— INSTRUCTIONS FOR THE TASK —
Begin at the line that contains "Extract all readable text from this page." and reproduce it along with every line after it to the end of the listing; skip any pictures.

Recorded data
** START **

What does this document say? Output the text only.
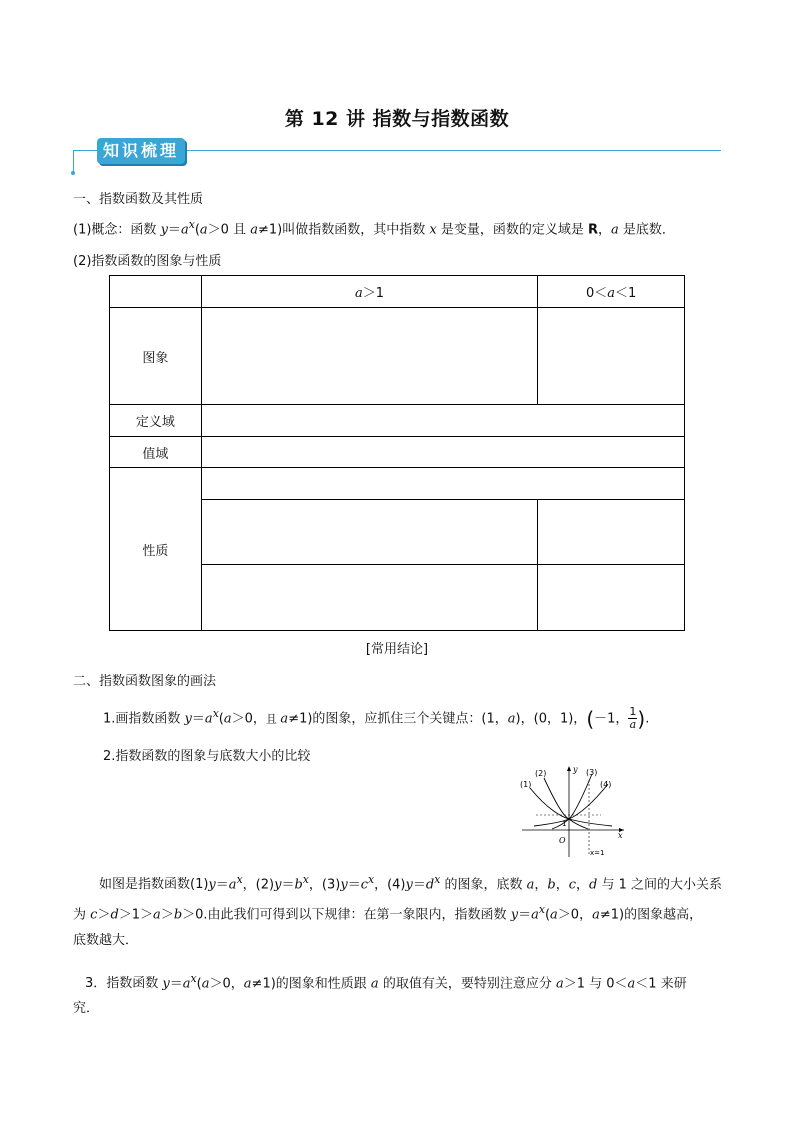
第 12 讲 指数与指数函数
知识梳理
一、指数函数及其性质
(1)概念：函数 $y=a^x(a>0$ 且 a≠1)叫做指数函数，其中指数 x 是变量，函数的定义域是 R，a 是底数．
(2)指数函数的图象与性质
	a＞1	0＜a＜1
图象		
定义域		
值域		
性质		

[常用结论]
二、指数函数图象的画法
1.画指数函数 $y=a^x(a>0$，且 a≠1)的图象，应抓住三个关键点：(1，a)，(0，1)，(－1， $\frac{1}{a}$ ).
2.指数函数的图象与底数大小的比较
y
x
O
1
x=1
(1)
(2)	(3)
(4)
如图是指数函数$(1)y=a^x$，$(2)y=b^x$，$(3)y=c^x$，$(4)y=d^x$ 的图象，底数 a，b，c，d 与 1 之间的大小关系
为 c＞d＞1＞a＞b＞0.由此我们可得到以下规律：在第一象限内，指数函数 $y=a^x(a>0$，a≠1)的图象越高，
底数越大．
3．指数函数 $y=a^x(a>0$，a≠1)的图象和性质跟 a 的取值有关，要特别注意应分 a＞1 与 0＜a＜1 来研
究．
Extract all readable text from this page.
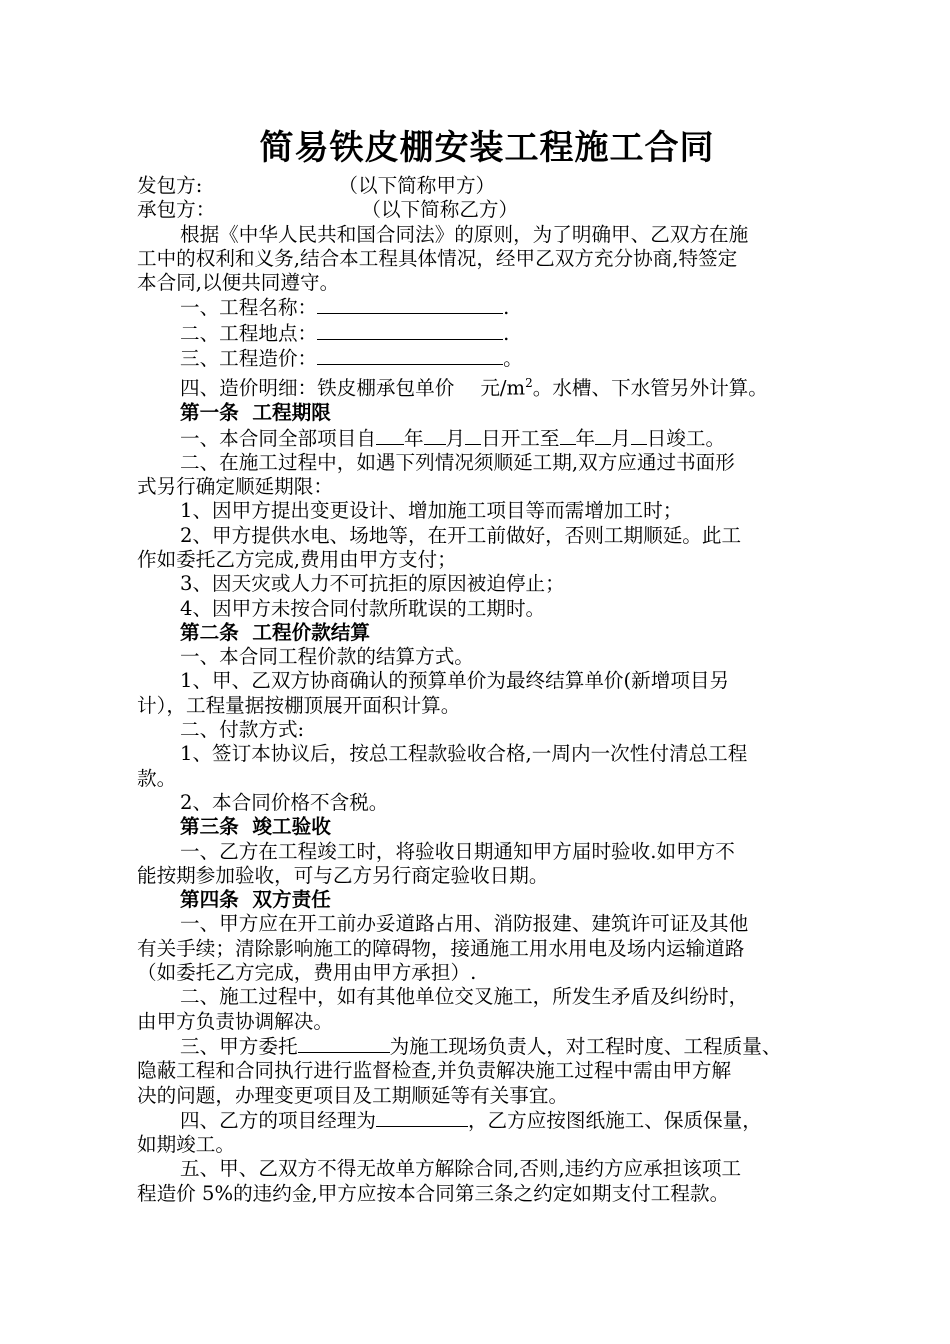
简易铁皮棚安装工程施工合同

发包方:	（以下简称甲方）

承包方：	（以下简称乙方）

根据《中华人民共和国合同法》的原则，为了明确甲、乙双方在施

工中的权利和义务,结合本工程具体情况，经甲乙双方充分协商,特签定

本合同,以便共同遵守。

一、工程名称：	.

二、工程地点：	.

三、工程造价：	。

四、造价明细：铁皮棚承包单价 元$/m^2$。水槽、下水管另外计算。

第一条  工程期限

一、本合同全部项目自 年 月 日开工至 年 月 日竣工。

二、在施工过程中，如遇下列情况须顺延工期,双方应通过书面形

式另行确定顺延期限：

1、因甲方提出变更设计、增加施工项目等而需增加工时；

2、甲方提供水电、场地等，在开工前做好，否则工期顺延。此工

作如委托乙方完成,费用由甲方支付；

3、因天灾或人力不可抗拒的原因被迫停止；

4、因甲方未按合同付款所耽误的工期时。

第二条  工程价款结算

一、本合同工程价款的结算方式。

1、甲、乙双方协商确认的预算单价为最终结算单价(新增项目另

计），工程量据按棚顶展开面积计算。

二、付款方式:

1、签订本协议后，按总工程款验收合格,一周内一次性付清总工程

款。

2、本合同价格不含税。

第三条  竣工验收

一、乙方在工程竣工时，将验收日期通知甲方届时验收.如甲方不

能按期参加验收，可与乙方另行商定验收日期。

第四条  双方责任

一、甲方应在开工前办妥道路占用、消防报建、建筑许可证及其他

有关手续；清除影响施工的障碍物，接通施工用水用电及场内运输道路

（如委托乙方完成，费用由甲方承担）.

二、施工过程中，如有其他单位交叉施工，所发生矛盾及纠纷时，

由甲方负责协调解决。

三、甲方委托	为施工现场负责人，对工程时度、工程质量、

隐蔽工程和合同执行进行监督检查,并负责解决施工过程中需由甲方解

决的问题，办理变更项目及工期顺延等有关事宜。

四、乙方的项目经理为	，乙方应按图纸施工、保质保量，

如期竣工。

五、甲、乙双方不得无故单方解除合同,否则,违约方应承担该项工

程造价 5%的违约金,甲方应按本合同第三条之约定如期支付工程款。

** END **

— THE ANSWER —
Extract all readable text from this page.
简易铁皮棚安装工程施工合同

发包方:	（以下简称甲方）

承包方：	（以下简称乙方）

根据《中华人民共和国合同法》的原则，为了明确甲、乙双方在施

工中的权利和义务,结合本工程具体情况，经甲乙双方充分协商,特签定

本合同,以便共同遵守。

一、工程名称：	.

二、工程地点：	.

三、工程造价：	。

四、造价明细：铁皮棚承包单价 元$/m^2$。水槽、下水管另外计算。

第一条  工程期限

一、本合同全部项目自 年 月 日开工至 年 月 日竣工。

二、在施工过程中，如遇下列情况须顺延工期,双方应通过书面形

式另行确定顺延期限：

1、因甲方提出变更设计、增加施工项目等而需增加工时；

2、甲方提供水电、场地等，在开工前做好，否则工期顺延。此工

作如委托乙方完成,费用由甲方支付；

3、因天灾或人力不可抗拒的原因被迫停止；

4、因甲方未按合同付款所耽误的工期时。

第二条  工程价款结算

一、本合同工程价款的结算方式。

1、甲、乙双方协商确认的预算单价为最终结算单价(新增项目另

计），工程量据按棚顶展开面积计算。

二、付款方式:

1、签订本协议后，按总工程款验收合格,一周内一次性付清总工程

款。

2、本合同价格不含税。

第三条  竣工验收

一、乙方在工程竣工时，将验收日期通知甲方届时验收.如甲方不

能按期参加验收，可与乙方另行商定验收日期。

第四条  双方责任

一、甲方应在开工前办妥道路占用、消防报建、建筑许可证及其他

有关手续；清除影响施工的障碍物，接通施工用水用电及场内运输道路

（如委托乙方完成，费用由甲方承担）.

二、施工过程中，如有其他单位交叉施工，所发生矛盾及纠纷时，

由甲方负责协调解决。

三、甲方委托	为施工现场负责人，对工程时度、工程质量、

隐蔽工程和合同执行进行监督检查,并负责解决施工过程中需由甲方解

决的问题，办理变更项目及工期顺延等有关事宜。

四、乙方的项目经理为	，乙方应按图纸施工、保质保量，

如期竣工。

五、甲、乙双方不得无故单方解除合同,否则,违约方应承担该项工

程造价 5%的违约金,甲方应按本合同第三条之约定如期支付工程款。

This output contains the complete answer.